TO DO:
Copy all entries without alteration and skip the pictures they hold.

DATA SHOWN:

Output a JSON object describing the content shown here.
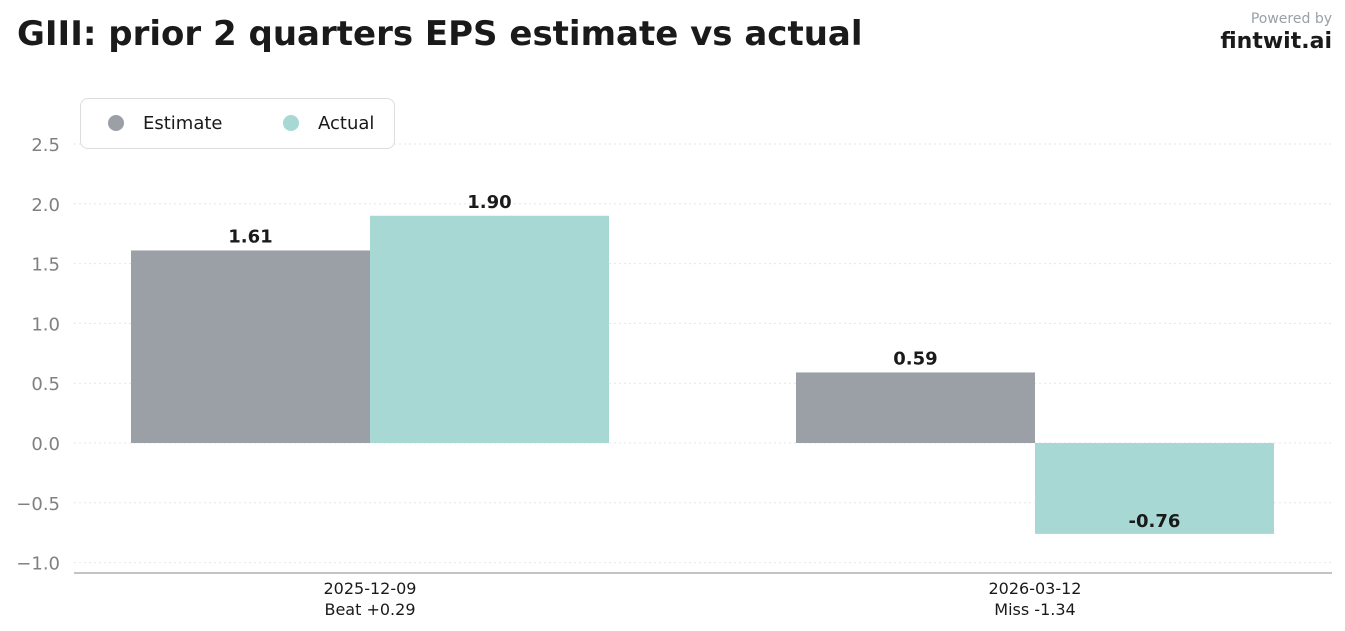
{
  "header": {
    "title": "GIII: prior 2 quarters EPS estimate vs actual",
    "powered_by": "Powered by",
    "brand": "fintwit.ai"
  },
  "colors": {
    "estimate": "#9b9fa6",
    "actual": "#a8d8d4",
    "grid": "#e6e6e6",
    "axis": "#b0b0b0"
  },
  "chart_data": {
    "type": "bar",
    "categories": [
      "2025-12-09",
      "2026-03-12"
    ],
    "category_notes": [
      "Beat +0.29",
      "Miss -1.34"
    ],
    "series": [
      {
        "name": "Estimate",
        "values": [
          1.61,
          0.59
        ]
      },
      {
        "name": "Actual",
        "values": [
          1.9,
          -0.76
        ]
      }
    ],
    "data_labels": [
      [
        "1.61",
        "0.59"
      ],
      [
        "1.90",
        "-0.76"
      ]
    ],
    "yticks": [
      -1.0,
      -0.5,
      0.0,
      0.5,
      1.0,
      1.5,
      2.0,
      2.5
    ],
    "ytick_labels": [
      "−1.0",
      "−0.5",
      "0.0",
      "0.5",
      "1.0",
      "1.5",
      "2.0",
      "2.5"
    ],
    "ylim": [
      -1.08,
      2.95
    ],
    "grid": true,
    "legend": "top-left",
    "title": "GIII: prior 2 quarters EPS estimate vs actual",
    "xlabel": "",
    "ylabel": ""
  }
}
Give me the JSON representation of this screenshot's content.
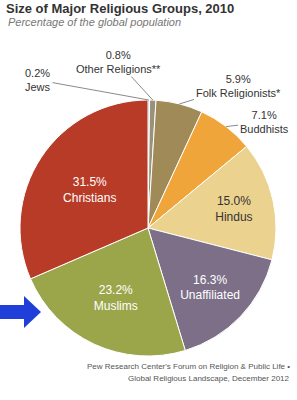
{
  "chart_data": {
    "type": "pie",
    "title": "Size of Major Religious Groups, 2010",
    "subtitle": "Percentage of the global population",
    "categories": [
      "Jews",
      "Other Religions**",
      "Folk Religionists*",
      "Buddhists",
      "Hindus",
      "Unaffiliated",
      "Muslims",
      "Christians"
    ],
    "values": [
      0.2,
      0.8,
      5.9,
      7.1,
      15.0,
      16.3,
      23.2,
      31.5
    ],
    "value_labels": [
      "0.2%",
      "0.8%",
      "5.9%",
      "7.1%",
      "15.0%",
      "16.3%",
      "23.2%",
      "31.5%"
    ],
    "colors": [
      "#5b7fa8",
      "#9a917a",
      "#a08a58",
      "#f0a53a",
      "#ebd28f",
      "#7d6f88",
      "#9ba64a",
      "#b83b27"
    ],
    "data_labels": true,
    "annotations": [
      "Pew Research Center's Forum on Religion & Public Life •",
      "Global Religious Landscape, December 2012"
    ]
  }
}
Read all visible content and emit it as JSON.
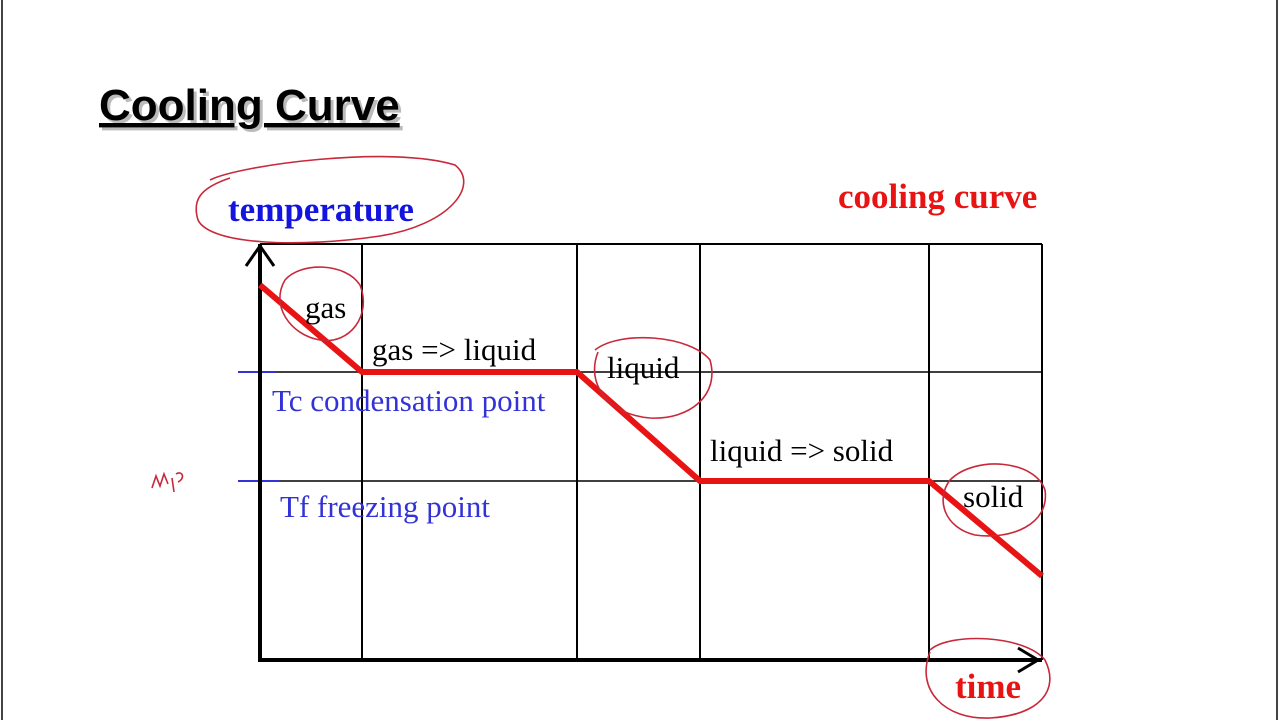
{
  "slide": {
    "title": "Cooling Curve"
  },
  "diagram": {
    "y_axis_label": "temperature",
    "x_axis_label": "time",
    "caption": "cooling curve",
    "phases": [
      "gas",
      "gas => liquid",
      "liquid",
      "liquid => solid",
      "solid"
    ],
    "reference_lines": [
      "Tc condensation point",
      "Tf freezing point"
    ]
  }
}
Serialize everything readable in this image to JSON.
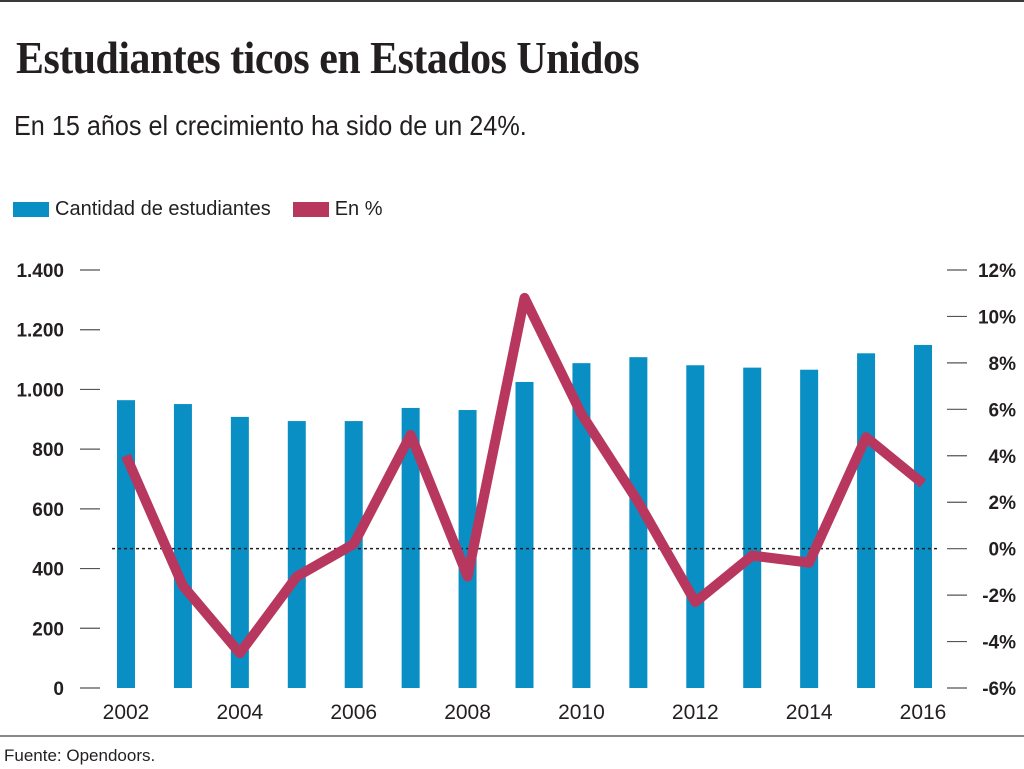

WORKED SOLUTION:
Output a JSON object describing the content shown here.
{
  "header": {
    "title": "GIII: prior 2 quarters EPS estimate vs actual",
    "powered_by": "Powered by",
    "brand": "fintwit.ai"
  },
  "colors": {
    "estimate": "#9b9fa6",
    "actual": "#a8d8d4",
    "grid": "#e6e6e6",
    "axis": "#b0b0b0"
  },
  "chart_data": {
    "type": "bar",
    "categories": [
      "2025-12-09",
      "2026-03-12"
    ],
    "category_notes": [
      "Beat +0.29",
      "Miss -1.34"
    ],
    "series": [
      {
        "name": "Estimate",
        "values": [
          1.61,
          0.59
        ]
      },
      {
        "name": "Actual",
        "values": [
          1.9,
          -0.76
        ]
      }
    ],
    "data_labels": [
      [
        "1.61",
        "0.59"
      ],
      [
        "1.90",
        "-0.76"
      ]
    ],
    "yticks": [
      -1.0,
      -0.5,
      0.0,
      0.5,
      1.0,
      1.5,
      2.0,
      2.5
    ],
    "ytick_labels": [
      "−1.0",
      "−0.5",
      "0.0",
      "0.5",
      "1.0",
      "1.5",
      "2.0",
      "2.5"
    ],
    "ylim": [
      -1.08,
      2.95
    ],
    "grid": true,
    "legend": "top-left",
    "title": "GIII: prior 2 quarters EPS estimate vs actual",
    "xlabel": "",
    "ylabel": ""
  }
}
Give me the JSON representation of this screenshot's content.
{
  "chart_data": {
    "type": "pie",
    "title": "Size of Major Religious Groups, 2010",
    "subtitle": "Percentage of the global population",
    "categories": [
      "Jews",
      "Other Religions**",
      "Folk Religionists*",
      "Buddhists",
      "Hindus",
      "Unaffiliated",
      "Muslims",
      "Christians"
    ],
    "values": [
      0.2,
      0.8,
      5.9,
      7.1,
      15.0,
      16.3,
      23.2,
      31.5
    ],
    "value_labels": [
      "0.2%",
      "0.8%",
      "5.9%",
      "7.1%",
      "15.0%",
      "16.3%",
      "23.2%",
      "31.5%"
    ],
    "colors": [
      "#5b7fa8",
      "#9a917a",
      "#a08a58",
      "#f0a53a",
      "#ebd28f",
      "#7d6f88",
      "#9ba64a",
      "#b83b27"
    ],
    "data_labels": true,
    "annotations": [
      "Pew Research Center's Forum on Religion & Public Life •",
      "Global Religious Landscape, December 2012"
    ]
  }
}
Read all visible content and emit it as JSON.
{
  "slide": {
    "title": "Cooling Curve"
  },
  "diagram": {
    "y_axis_label": "temperature",
    "x_axis_label": "time",
    "caption": "cooling curve",
    "phases": [
      "gas",
      "gas => liquid",
      "liquid",
      "liquid => solid",
      "solid"
    ],
    "reference_lines": [
      "Tc condensation point",
      "Tf freezing point"
    ]
  }
}
Serialize everything readable in this image to JSON.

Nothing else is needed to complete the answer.